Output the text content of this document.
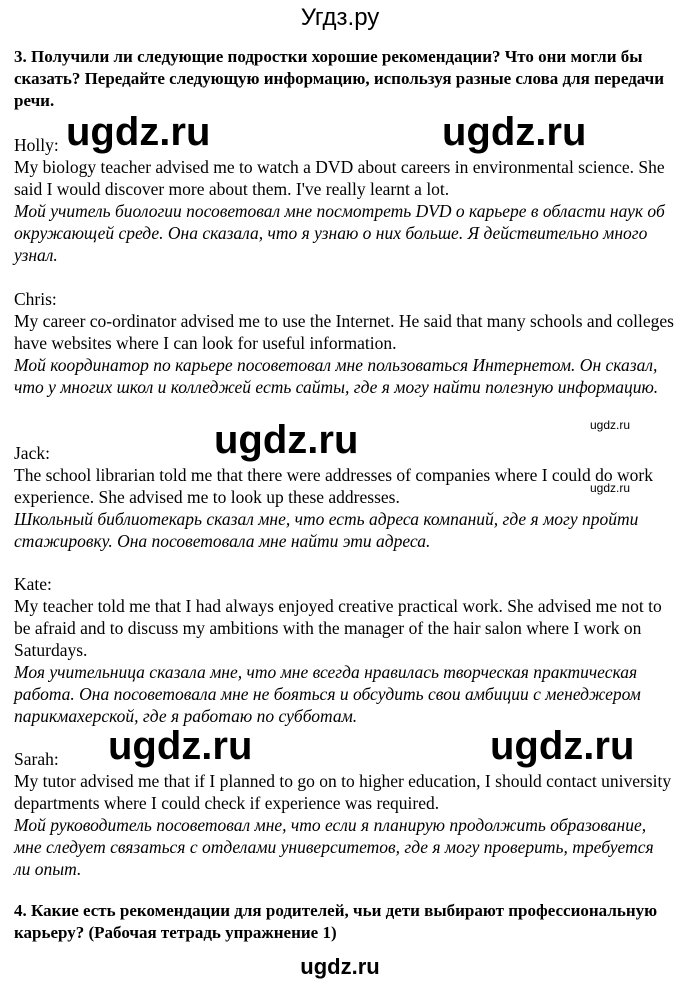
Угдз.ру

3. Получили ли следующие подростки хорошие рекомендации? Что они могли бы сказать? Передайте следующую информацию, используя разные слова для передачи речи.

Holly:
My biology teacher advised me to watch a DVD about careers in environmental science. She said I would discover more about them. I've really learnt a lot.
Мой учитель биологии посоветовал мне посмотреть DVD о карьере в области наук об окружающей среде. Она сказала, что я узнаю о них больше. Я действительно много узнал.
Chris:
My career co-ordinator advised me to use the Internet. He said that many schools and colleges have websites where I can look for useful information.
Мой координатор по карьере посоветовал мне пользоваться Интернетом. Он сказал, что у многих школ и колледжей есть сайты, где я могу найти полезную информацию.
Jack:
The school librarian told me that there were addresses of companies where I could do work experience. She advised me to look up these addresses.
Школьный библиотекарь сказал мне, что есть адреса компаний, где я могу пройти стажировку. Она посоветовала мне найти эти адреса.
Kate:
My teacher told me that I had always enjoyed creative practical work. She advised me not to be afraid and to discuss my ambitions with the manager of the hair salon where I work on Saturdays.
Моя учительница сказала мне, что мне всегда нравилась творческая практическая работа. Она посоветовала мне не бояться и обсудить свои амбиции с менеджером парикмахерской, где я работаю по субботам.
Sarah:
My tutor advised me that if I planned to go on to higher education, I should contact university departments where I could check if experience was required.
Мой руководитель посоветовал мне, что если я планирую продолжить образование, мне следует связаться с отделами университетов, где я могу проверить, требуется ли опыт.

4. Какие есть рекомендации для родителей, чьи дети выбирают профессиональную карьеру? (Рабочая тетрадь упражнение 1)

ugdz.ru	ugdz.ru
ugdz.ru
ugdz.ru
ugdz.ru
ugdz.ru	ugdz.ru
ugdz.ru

#####

_AIM OF THE EXERCISE_: Copy each line from the data above that includes "teacher".

_EXPECTED OUTPUT_:
My biology teacher advised me to watch a DVD about careers in environmental science. She said I would discover more about them. I've really learnt a lot.
My teacher told me that I had always enjoyed creative practical work. She advised me not to be afraid and to discuss my ambitions with the manager of the hair salon where I work on Saturdays.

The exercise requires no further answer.